··· Recorded information

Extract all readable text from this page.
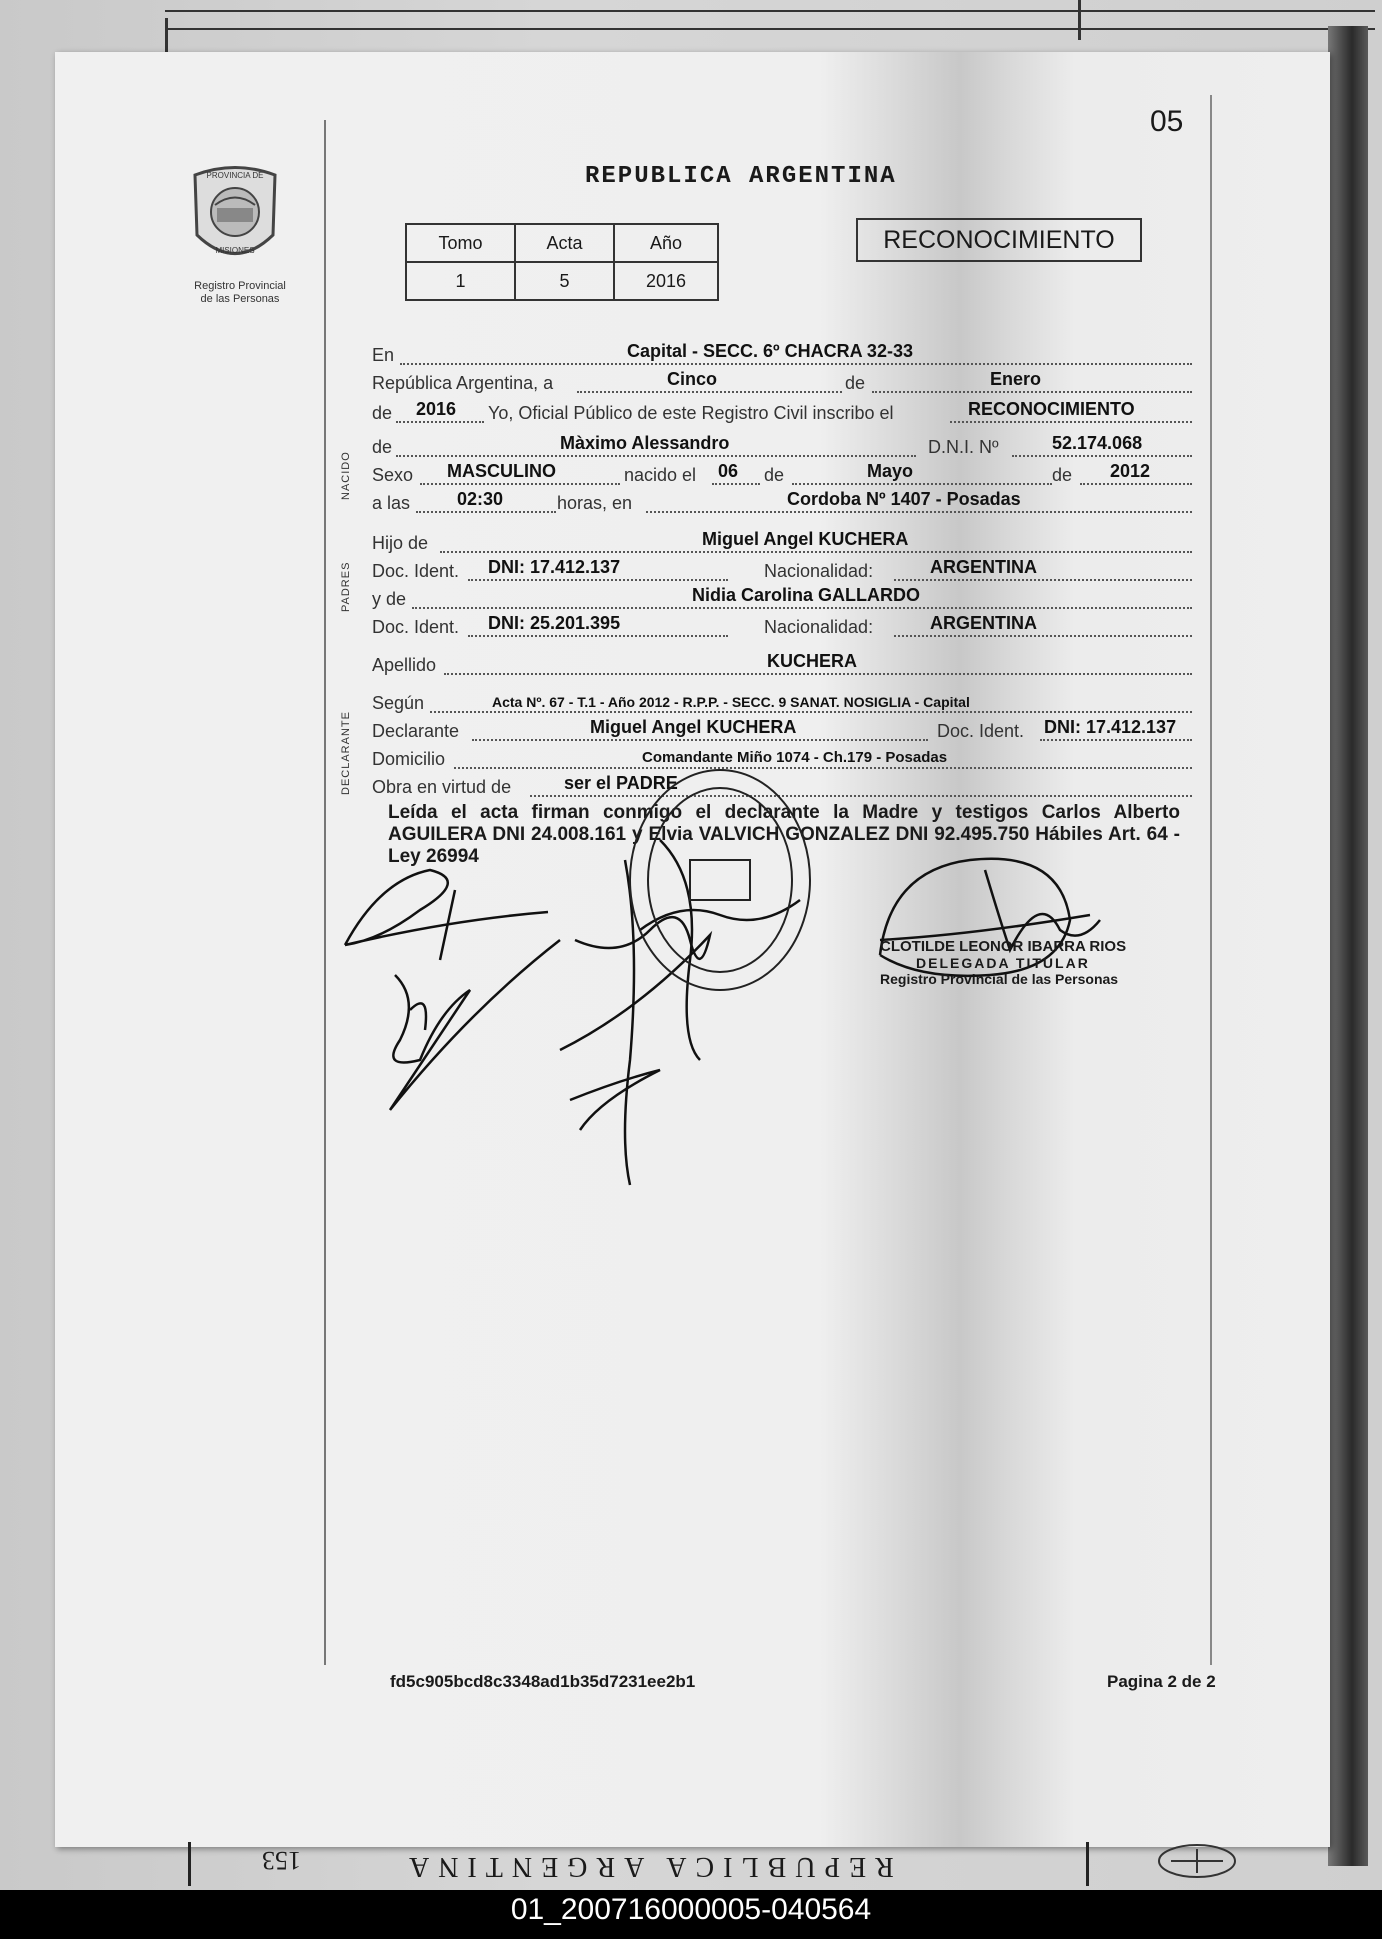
05
REPUBLICA ARGENTINA
PROVINCIA DE
MISIONES
Registro Provincial
de las Personas
Tomo	Acta	Año
1	5	2016
RECONOCIMIENTO
NACIDO
PADRES
DECLARANTE
En	Capital - SECC. 6º CHACRA 32-33
República Argentina, a	Cinco	de	Enero
de 2016 Yo, Oficial Público de este Registro Civil inscribo el	RECONOCIMIENTO
de	Màximo Alessandro	D.N.I. Nº	52.174.068
Sexo MASCULINO	nacido el 06 de	Mayo	de 2012
a las	02:30	horas, en	Cordoba Nº 1407 - Posadas
Hijo de	Miguel Angel KUCHERA
Doc. Ident. DNI: 17.412.137	Nacionalidad:	ARGENTINA
y de	Nidia Carolina GALLARDO
Doc. Ident. DNI: 25.201.395	Nacionalidad:	ARGENTINA
Apellido	KUCHERA
Según	Acta Nº. 67 - T.1 - Año 2012 - R.P.P. - SECC. 9 SANAT. NOSIGLIA - Capital
Declarante	Miguel Angel KUCHERA	Doc. Ident. DNI: 17.412.137
Domicilio	Comandante Miño 1074 - Ch.179 - Posadas
Obra en virtud de	ser el PADRE
Leída el acta firman conmigo el declarante la Madre y testigos Carlos Alberto AGUILERA DNI 24.008.161 y Elvia VALVICH GONZALEZ DNI 92.495.750 Hábiles Art. 64 - Ley 26994
CLOTILDE LEONOR IBARRA RIOS
DELEGADA TITULAR
Registro Provincial de las Personas
fd5c905bcd8c3348ad1b35d7231ee2b1	Pagina 2 de 2
REPUBLICA ARGENTINA
153
01_200716000005-040564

······

**Short exercise:**
Looking at the records above, count the lines where the word "RECONOCIMIENTO" appears. State only the number.

**Answer to the exercise:**
2